[Extracts from a graphics dataset]

------------------------------------------------------------

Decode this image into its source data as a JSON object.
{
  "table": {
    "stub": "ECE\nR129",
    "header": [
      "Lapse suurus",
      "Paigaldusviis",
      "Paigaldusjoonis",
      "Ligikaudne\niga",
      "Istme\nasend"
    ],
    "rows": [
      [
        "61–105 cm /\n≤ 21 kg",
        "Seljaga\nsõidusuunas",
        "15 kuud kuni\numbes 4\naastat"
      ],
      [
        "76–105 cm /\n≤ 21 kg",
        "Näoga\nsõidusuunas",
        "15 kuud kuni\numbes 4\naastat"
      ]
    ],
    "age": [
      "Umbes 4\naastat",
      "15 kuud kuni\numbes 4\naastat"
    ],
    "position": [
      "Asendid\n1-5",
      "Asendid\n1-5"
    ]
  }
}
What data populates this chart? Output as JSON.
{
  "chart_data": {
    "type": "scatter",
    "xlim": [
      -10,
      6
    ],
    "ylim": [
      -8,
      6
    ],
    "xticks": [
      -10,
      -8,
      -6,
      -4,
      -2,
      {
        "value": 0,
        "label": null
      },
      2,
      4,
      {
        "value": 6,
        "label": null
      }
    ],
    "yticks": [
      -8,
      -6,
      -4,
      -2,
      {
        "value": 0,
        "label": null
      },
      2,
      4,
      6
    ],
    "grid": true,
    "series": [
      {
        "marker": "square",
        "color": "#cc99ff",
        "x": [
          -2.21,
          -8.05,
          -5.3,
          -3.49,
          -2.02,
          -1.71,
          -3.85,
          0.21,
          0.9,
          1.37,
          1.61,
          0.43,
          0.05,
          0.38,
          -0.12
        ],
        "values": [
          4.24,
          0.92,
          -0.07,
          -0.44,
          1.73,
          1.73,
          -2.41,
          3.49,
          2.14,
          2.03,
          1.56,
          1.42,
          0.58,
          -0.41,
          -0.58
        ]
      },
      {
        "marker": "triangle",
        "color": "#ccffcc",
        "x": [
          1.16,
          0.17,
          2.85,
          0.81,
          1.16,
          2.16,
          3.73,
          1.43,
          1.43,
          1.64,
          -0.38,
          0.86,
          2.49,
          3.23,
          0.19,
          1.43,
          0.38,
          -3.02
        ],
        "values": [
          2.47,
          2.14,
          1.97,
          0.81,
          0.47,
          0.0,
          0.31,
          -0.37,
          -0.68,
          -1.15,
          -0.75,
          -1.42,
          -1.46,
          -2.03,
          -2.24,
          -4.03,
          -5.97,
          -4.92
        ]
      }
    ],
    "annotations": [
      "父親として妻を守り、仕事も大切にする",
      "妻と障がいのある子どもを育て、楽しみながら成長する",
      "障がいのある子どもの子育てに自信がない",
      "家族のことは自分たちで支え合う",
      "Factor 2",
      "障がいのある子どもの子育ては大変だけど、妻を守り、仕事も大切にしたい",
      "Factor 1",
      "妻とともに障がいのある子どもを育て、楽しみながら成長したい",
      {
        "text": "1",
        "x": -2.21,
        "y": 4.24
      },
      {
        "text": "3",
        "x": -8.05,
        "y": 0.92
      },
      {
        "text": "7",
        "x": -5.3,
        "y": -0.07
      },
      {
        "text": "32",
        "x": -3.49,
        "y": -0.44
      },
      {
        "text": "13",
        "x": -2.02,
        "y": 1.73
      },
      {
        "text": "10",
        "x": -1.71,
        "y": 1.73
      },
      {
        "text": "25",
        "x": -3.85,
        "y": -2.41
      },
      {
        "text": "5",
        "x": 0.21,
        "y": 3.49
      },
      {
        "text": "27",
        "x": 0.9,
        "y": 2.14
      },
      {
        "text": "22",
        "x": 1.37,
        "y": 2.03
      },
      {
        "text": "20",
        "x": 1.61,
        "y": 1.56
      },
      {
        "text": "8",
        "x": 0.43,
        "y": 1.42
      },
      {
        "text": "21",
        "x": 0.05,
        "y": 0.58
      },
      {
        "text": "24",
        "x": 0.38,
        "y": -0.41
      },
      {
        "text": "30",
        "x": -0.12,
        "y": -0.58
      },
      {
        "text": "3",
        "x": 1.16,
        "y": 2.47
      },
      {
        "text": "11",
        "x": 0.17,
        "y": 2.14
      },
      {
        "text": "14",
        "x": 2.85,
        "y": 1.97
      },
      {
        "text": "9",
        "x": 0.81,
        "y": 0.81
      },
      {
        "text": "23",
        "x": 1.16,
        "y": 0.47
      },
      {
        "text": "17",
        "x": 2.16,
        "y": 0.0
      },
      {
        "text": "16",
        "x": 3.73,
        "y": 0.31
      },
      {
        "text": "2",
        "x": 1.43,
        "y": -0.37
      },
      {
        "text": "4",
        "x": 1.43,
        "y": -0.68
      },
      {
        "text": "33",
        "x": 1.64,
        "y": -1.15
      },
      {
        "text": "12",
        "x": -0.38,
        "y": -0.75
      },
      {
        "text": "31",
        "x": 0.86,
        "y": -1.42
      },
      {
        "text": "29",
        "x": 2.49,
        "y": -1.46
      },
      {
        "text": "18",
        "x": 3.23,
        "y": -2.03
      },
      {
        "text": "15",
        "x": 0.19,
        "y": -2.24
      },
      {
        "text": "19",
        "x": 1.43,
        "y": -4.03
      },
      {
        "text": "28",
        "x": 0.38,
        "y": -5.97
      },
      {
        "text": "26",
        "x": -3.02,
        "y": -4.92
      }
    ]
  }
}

------------------------------------------------------------

**Task brief:** Set down all of the data above, word for word.

**Final result:**
Decode this image into its source data as a JSON object.
{
  "table": {
    "stub": "ECE\nR129",
    "header": [
      "Lapse suurus",
      "Paigaldusviis",
      "Paigaldusjoonis",
      "Ligikaudne\niga",
      "Istme\nasend"
    ],
    "rows": [
      [
        "61–105 cm /\n≤ 21 kg",
        "Seljaga\nsõidusuunas",
        "15 kuud kuni\numbes 4\naastat"
      ],
      [
        "76–105 cm /\n≤ 21 kg",
        "Näoga\nsõidusuunas",
        "15 kuud kuni\numbes 4\naastat"
      ]
    ],
    "age": [
      "Umbes 4\naastat",
      "15 kuud kuni\numbes 4\naastat"
    ],
    "position": [
      "Asendid\n1-5",
      "Asendid\n1-5"
    ]
  }
}
What data populates this chart? Output as JSON.
{
  "chart_data": {
    "type": "scatter",
    "xlim": [
      -10,
      6
    ],
    "ylim": [
      -8,
      6
    ],
    "xticks": [
      -10,
      -8,
      -6,
      -4,
      -2,
      {
        "value": 0,
        "label": null
      },
      2,
      4,
      {
        "value": 6,
        "label": null
      }
    ],
    "yticks": [
      -8,
      -6,
      -4,
      -2,
      {
        "value": 0,
        "label": null
      },
      2,
      4,
      6
    ],
    "grid": true,
    "series": [
      {
        "marker": "square",
        "color": "#cc99ff",
        "x": [
          -2.21,
          -8.05,
          -5.3,
          -3.49,
          -2.02,
          -1.71,
          -3.85,
          0.21,
          0.9,
          1.37,
          1.61,
          0.43,
          0.05,
          0.38,
          -0.12
        ],
        "values": [
          4.24,
          0.92,
          -0.07,
          -0.44,
          1.73,
          1.73,
          -2.41,
          3.49,
          2.14,
          2.03,
          1.56,
          1.42,
          0.58,
          -0.41,
          -0.58
        ]
      },
      {
        "marker": "triangle",
        "color": "#ccffcc",
        "x": [
          1.16,
          0.17,
          2.85,
          0.81,
          1.16,
          2.16,
          3.73,
          1.43,
          1.43,
          1.64,
          -0.38,
          0.86,
          2.49,
          3.23,
          0.19,
          1.43,
          0.38,
          -3.02
        ],
        "values": [
          2.47,
          2.14,
          1.97,
          0.81,
          0.47,
          0.0,
          0.31,
          -0.37,
          -0.68,
          -1.15,
          -0.75,
          -1.42,
          -1.46,
          -2.03,
          -2.24,
          -4.03,
          -5.97,
          -4.92
        ]
      }
    ],
    "annotations": [
      "父親として妻を守り、仕事も大切にする",
      "妻と障がいのある子どもを育て、楽しみながら成長する",
      "障がいのある子どもの子育てに自信がない",
      "家族のことは自分たちで支え合う",
      "Factor 2",
      "障がいのある子どもの子育ては大変だけど、妻を守り、仕事も大切にしたい",
      "Factor 1",
      "妻とともに障がいのある子どもを育て、楽しみながら成長したい",
      {
        "text": "1",
        "x": -2.21,
        "y": 4.24
      },
      {
        "text": "3",
        "x": -8.05,
        "y": 0.92
      },
      {
        "text": "7",
        "x": -5.3,
        "y": -0.07
      },
      {
        "text": "32",
        "x": -3.49,
        "y": -0.44
      },
      {
        "text": "13",
        "x": -2.02,
        "y": 1.73
      },
      {
        "text": "10",
        "x": -1.71,
        "y": 1.73
      },
      {
        "text": "25",
        "x": -3.85,
        "y": -2.41
      },
      {
        "text": "5",
        "x": 0.21,
        "y": 3.49
      },
      {
        "text": "27",
        "x": 0.9,
        "y": 2.14
      },
      {
        "text": "22",
        "x": 1.37,
        "y": 2.03
      },
      {
        "text": "20",
        "x": 1.61,
        "y": 1.56
      },
      {
        "text": "8",
        "x": 0.43,
        "y": 1.42
      },
      {
        "text": "21",
        "x": 0.05,
        "y": 0.58
      },
      {
        "text": "24",
        "x": 0.38,
        "y": -0.41
      },
      {
        "text": "30",
        "x": -0.12,
        "y": -0.58
      },
      {
        "text": "3",
        "x": 1.16,
        "y": 2.47
      },
      {
        "text": "11",
        "x": 0.17,
        "y": 2.14
      },
      {
        "text": "14",
        "x": 2.85,
        "y": 1.97
      },
      {
        "text": "9",
        "x": 0.81,
        "y": 0.81
      },
      {
        "text": "23",
        "x": 1.16,
        "y": 0.47
      },
      {
        "text": "17",
        "x": 2.16,
        "y": 0.0
      },
      {
        "text": "16",
        "x": 3.73,
        "y": 0.31
      },
      {
        "text": "2",
        "x": 1.43,
        "y": -0.37
      },
      {
        "text": "4",
        "x": 1.43,
        "y": -0.68
      },
      {
        "text": "33",
        "x": 1.64,
        "y": -1.15
      },
      {
        "text": "12",
        "x": -0.38,
        "y": -0.75
      },
      {
        "text": "31",
        "x": 0.86,
        "y": -1.42
      },
      {
        "text": "29",
        "x": 2.49,
        "y": -1.46
      },
      {
        "text": "18",
        "x": 3.23,
        "y": -2.03
      },
      {
        "text": "15",
        "x": 0.19,
        "y": -2.24
      },
      {
        "text": "19",
        "x": 1.43,
        "y": -4.03
      },
      {
        "text": "28",
        "x": 0.38,
        "y": -5.97
      },
      {
        "text": "26",
        "x": -3.02,
        "y": -4.92
      }
    ]
  }
}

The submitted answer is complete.